Work to be completed
Filter this data down to the lines that hold "plain", and copy them.

Data listing
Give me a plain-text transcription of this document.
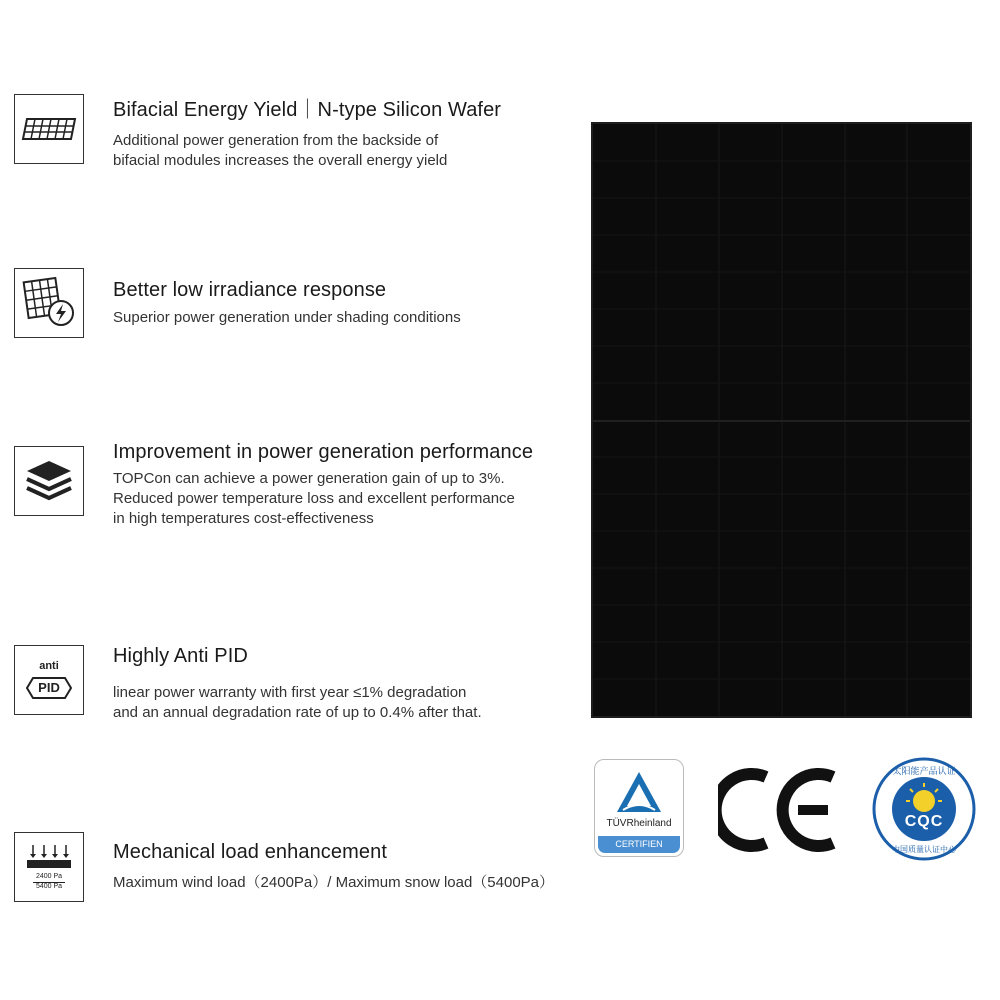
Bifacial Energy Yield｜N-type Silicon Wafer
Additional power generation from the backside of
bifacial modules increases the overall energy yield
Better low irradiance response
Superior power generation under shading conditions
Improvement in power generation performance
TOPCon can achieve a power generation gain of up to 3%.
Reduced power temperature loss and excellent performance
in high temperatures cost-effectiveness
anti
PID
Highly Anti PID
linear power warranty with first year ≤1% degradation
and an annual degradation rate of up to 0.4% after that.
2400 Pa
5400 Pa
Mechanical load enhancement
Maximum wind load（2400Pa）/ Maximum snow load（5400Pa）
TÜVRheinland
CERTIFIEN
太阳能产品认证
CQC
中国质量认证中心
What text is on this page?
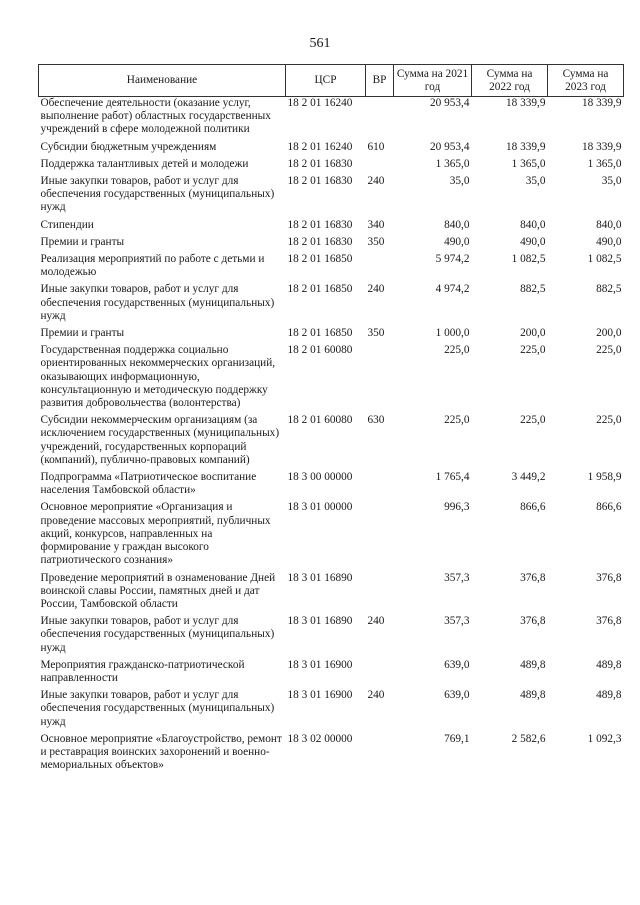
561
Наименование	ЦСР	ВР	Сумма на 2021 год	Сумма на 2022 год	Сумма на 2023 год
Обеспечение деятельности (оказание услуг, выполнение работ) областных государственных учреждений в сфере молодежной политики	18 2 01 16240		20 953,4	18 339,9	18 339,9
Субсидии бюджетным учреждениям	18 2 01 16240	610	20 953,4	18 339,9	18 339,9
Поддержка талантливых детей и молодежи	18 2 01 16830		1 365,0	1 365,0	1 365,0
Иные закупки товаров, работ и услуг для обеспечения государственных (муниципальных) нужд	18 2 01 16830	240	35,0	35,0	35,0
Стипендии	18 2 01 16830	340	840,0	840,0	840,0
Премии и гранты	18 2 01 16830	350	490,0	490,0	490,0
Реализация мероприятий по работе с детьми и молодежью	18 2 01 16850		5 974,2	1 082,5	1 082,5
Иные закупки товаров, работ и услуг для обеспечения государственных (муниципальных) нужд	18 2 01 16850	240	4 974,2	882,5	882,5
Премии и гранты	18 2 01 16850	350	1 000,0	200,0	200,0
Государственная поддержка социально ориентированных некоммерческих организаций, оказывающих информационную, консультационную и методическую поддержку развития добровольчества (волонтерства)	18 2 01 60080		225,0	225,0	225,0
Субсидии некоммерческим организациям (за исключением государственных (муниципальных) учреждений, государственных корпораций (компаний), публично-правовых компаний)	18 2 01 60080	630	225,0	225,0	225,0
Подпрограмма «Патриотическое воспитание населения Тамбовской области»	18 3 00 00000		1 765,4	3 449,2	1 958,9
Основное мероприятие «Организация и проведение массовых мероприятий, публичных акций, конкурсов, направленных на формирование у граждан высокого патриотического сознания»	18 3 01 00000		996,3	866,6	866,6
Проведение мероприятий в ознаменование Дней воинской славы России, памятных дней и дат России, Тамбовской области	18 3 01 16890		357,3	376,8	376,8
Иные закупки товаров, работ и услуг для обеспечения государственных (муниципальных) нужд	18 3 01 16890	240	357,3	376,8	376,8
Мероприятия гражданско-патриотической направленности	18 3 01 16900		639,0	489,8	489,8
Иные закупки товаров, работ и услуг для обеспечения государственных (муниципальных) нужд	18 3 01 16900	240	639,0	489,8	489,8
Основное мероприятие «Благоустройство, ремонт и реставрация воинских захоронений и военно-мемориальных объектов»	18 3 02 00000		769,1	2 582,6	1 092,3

==

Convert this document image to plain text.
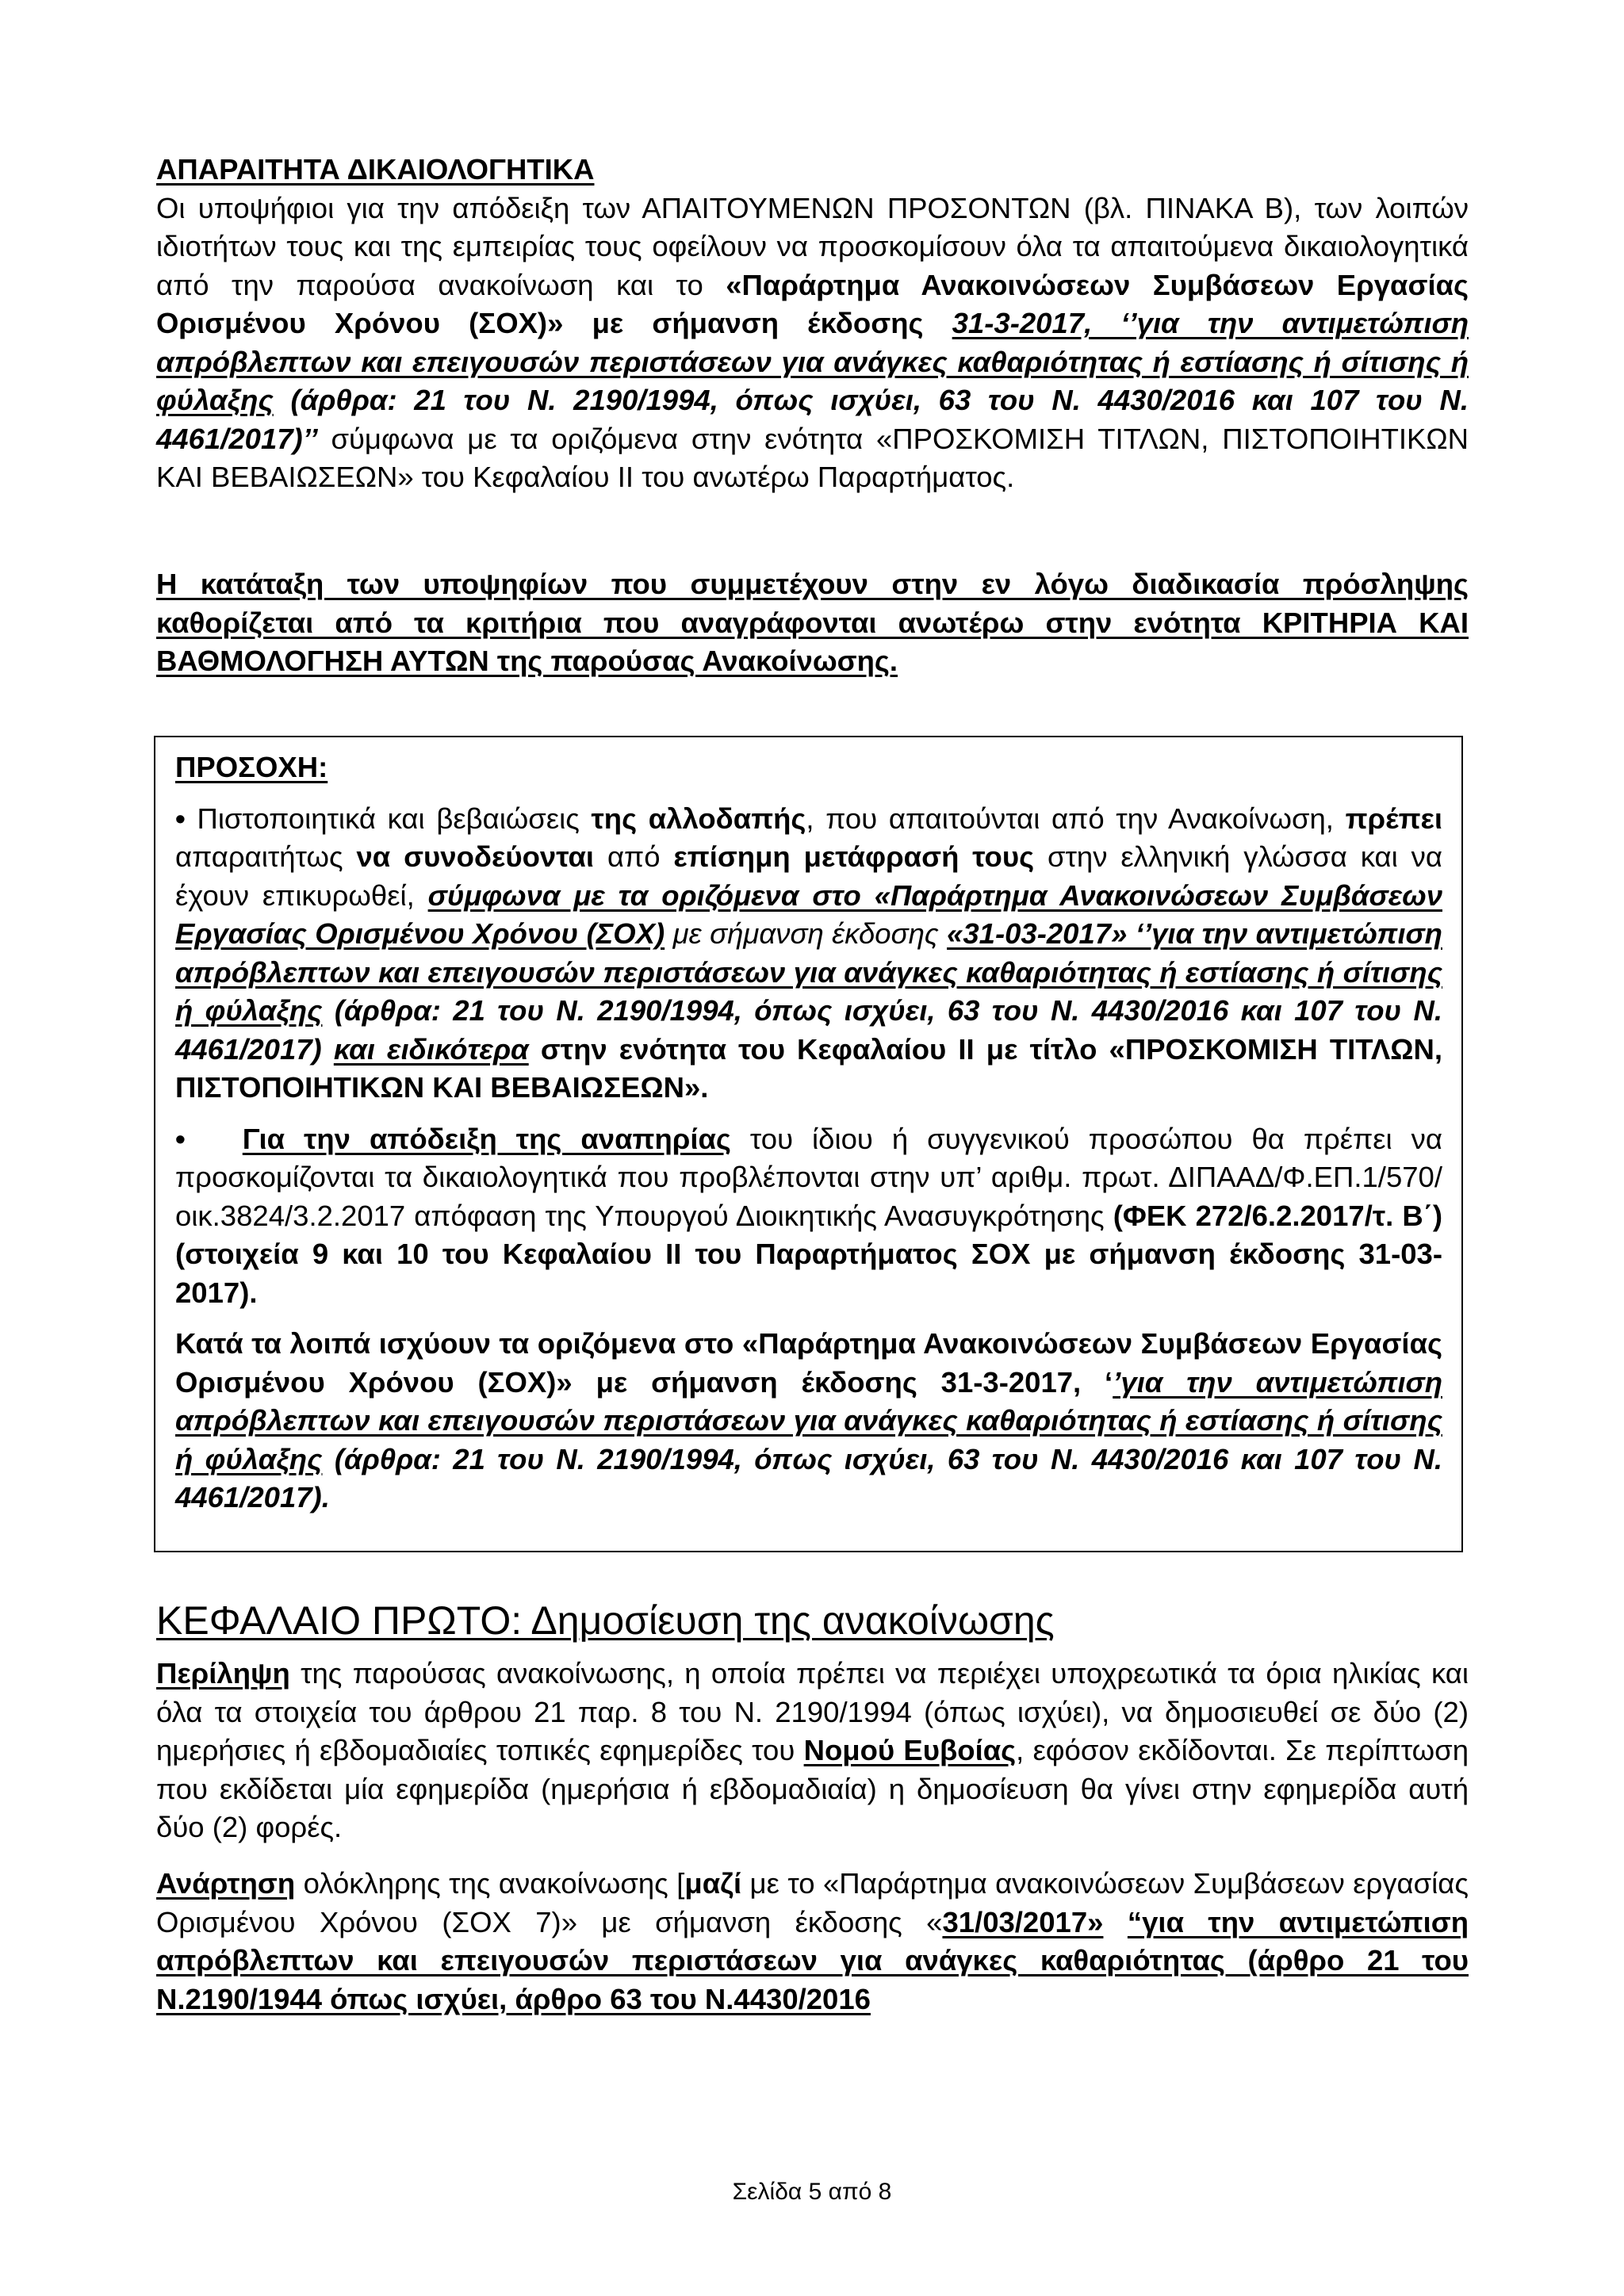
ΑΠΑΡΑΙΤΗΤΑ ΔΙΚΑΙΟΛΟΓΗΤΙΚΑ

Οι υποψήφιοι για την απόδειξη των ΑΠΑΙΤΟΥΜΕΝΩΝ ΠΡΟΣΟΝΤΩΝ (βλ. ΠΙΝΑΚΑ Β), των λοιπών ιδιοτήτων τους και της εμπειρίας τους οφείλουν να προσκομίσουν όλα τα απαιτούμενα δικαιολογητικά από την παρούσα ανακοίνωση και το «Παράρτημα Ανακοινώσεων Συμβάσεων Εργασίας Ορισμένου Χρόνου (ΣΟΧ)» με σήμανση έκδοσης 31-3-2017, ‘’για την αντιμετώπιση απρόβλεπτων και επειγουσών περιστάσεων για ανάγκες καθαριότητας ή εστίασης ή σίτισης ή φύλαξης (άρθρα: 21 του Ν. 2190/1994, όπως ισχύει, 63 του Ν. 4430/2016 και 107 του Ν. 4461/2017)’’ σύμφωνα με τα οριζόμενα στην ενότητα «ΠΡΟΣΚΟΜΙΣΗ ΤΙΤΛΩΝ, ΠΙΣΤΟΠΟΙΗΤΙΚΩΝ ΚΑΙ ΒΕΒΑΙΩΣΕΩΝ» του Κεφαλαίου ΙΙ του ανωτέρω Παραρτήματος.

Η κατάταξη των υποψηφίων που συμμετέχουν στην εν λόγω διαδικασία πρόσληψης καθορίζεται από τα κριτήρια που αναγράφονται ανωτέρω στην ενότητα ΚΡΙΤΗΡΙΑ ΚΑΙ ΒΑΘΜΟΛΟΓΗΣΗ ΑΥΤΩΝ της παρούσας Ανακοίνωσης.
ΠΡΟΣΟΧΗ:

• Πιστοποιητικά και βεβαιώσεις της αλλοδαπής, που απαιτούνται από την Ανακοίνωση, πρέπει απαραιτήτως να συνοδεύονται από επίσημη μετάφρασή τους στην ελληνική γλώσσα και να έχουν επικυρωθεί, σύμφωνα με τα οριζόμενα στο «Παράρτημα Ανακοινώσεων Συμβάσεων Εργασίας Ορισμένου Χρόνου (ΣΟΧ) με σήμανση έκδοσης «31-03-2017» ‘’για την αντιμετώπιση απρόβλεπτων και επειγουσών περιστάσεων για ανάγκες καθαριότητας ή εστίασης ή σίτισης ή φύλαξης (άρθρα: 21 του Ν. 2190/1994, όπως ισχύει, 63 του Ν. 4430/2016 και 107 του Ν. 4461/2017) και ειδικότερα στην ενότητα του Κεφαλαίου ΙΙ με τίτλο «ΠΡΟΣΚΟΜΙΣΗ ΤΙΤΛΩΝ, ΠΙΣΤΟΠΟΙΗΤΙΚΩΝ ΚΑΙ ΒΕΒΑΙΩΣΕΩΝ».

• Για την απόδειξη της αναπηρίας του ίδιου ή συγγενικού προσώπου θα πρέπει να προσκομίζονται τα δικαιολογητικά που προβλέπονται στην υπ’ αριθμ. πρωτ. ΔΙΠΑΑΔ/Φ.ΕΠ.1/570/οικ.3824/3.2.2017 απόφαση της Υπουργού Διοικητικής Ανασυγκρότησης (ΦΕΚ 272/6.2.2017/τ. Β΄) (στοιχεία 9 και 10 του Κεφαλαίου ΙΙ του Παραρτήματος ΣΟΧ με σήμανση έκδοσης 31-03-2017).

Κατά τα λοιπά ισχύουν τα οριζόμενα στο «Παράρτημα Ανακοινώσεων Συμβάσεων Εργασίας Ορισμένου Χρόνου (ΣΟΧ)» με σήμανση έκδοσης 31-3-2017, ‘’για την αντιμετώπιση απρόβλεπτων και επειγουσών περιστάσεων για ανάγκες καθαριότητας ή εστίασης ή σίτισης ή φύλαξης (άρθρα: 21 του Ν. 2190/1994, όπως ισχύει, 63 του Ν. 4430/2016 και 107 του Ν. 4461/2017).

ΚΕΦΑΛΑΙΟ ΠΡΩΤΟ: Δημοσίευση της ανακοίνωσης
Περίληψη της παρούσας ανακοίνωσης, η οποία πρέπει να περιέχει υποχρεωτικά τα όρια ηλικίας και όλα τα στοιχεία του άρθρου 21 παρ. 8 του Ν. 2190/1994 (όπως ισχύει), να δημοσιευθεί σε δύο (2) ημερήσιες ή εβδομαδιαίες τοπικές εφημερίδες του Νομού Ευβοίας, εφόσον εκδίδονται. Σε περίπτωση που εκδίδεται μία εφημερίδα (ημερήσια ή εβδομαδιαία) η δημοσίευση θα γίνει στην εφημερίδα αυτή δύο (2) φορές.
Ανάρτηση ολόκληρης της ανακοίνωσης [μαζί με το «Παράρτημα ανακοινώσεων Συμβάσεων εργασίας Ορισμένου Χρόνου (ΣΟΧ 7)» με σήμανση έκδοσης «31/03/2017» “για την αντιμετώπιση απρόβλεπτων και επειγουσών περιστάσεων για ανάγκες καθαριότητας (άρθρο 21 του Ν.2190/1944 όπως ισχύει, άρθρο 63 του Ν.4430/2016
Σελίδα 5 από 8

Reply to the task
Give me a plain-text transcription of this document.
Convert this document image to plain text.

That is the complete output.